** Goal **
Omit the pictures, then reproduce every remaining record exactly.

** Material for this task **
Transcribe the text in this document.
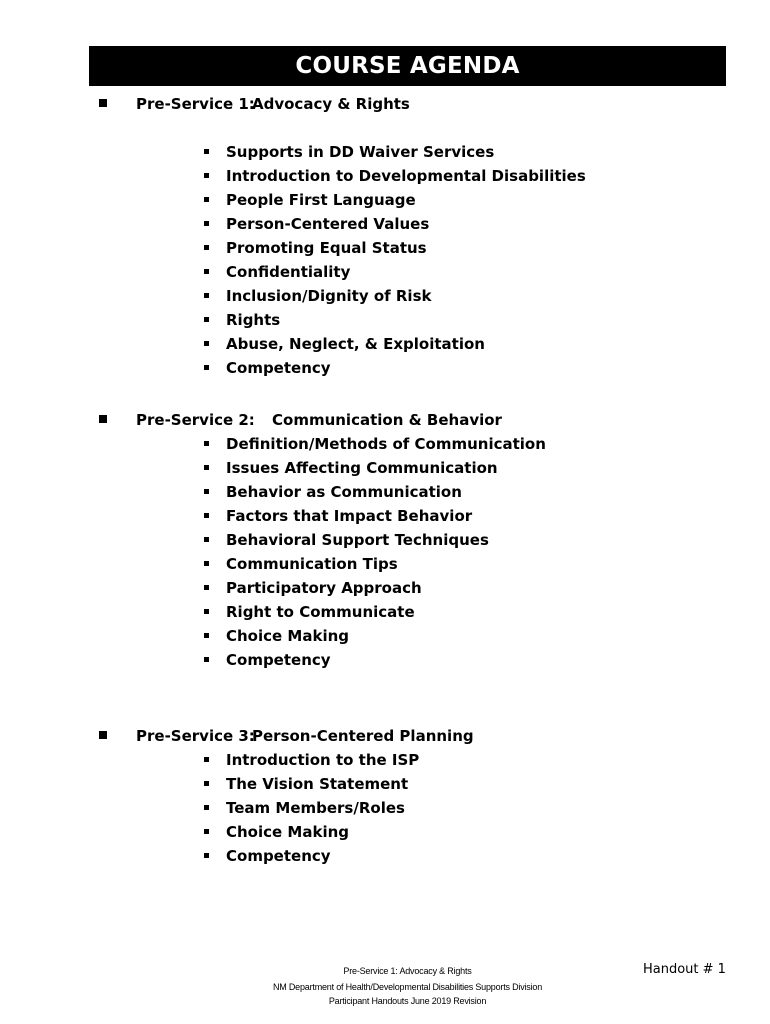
COURSE AGENDA
Pre-Service 1:
Advocacy & Rights
Supports in DD Waiver Services
Introduction to Developmental Disabilities
People First Language
Person-Centered Values
Promoting Equal Status
Confidentiality
Inclusion/Dignity of Risk
Rights
Abuse, Neglect, & Exploitation
Competency
Pre-Service 2: Communication & Behavior
Definition/Methods of Communication
Issues Affecting Communication
Behavior as Communication
Factors that Impact Behavior
Behavioral Support Techniques
Communication Tips
Participatory Approach
Right to Communicate
Choice Making
Competency
Pre-Service 3:
Person-Centered Planning
Introduction to the ISP
The Vision Statement
Team Members/Roles
Choice Making
Competency
Pre-Service 1: Advocacy & Rights
NM Department of Health/Developmental Disabilities Supports Division
Participant Handouts June 2019 Revision
Handout # 1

** Finished answer **
Transcribe the text in this document.
COURSE AGENDA
Pre-Service 1:
Advocacy & Rights
Supports in DD Waiver Services
Introduction to Developmental Disabilities
People First Language
Person-Centered Values
Promoting Equal Status
Confidentiality
Inclusion/Dignity of Risk
Rights
Abuse, Neglect, & Exploitation
Competency
Pre-Service 2: Communication & Behavior
Definition/Methods of Communication
Issues Affecting Communication
Behavior as Communication
Factors that Impact Behavior
Behavioral Support Techniques
Communication Tips
Participatory Approach
Right to Communicate
Choice Making
Competency
Pre-Service 3:
Person-Centered Planning
Introduction to the ISP
The Vision Statement
Team Members/Roles
Choice Making
Competency
Pre-Service 1: Advocacy & Rights
NM Department of Health/Developmental Disabilities Supports Division
Participant Handouts June 2019 Revision
Handout # 1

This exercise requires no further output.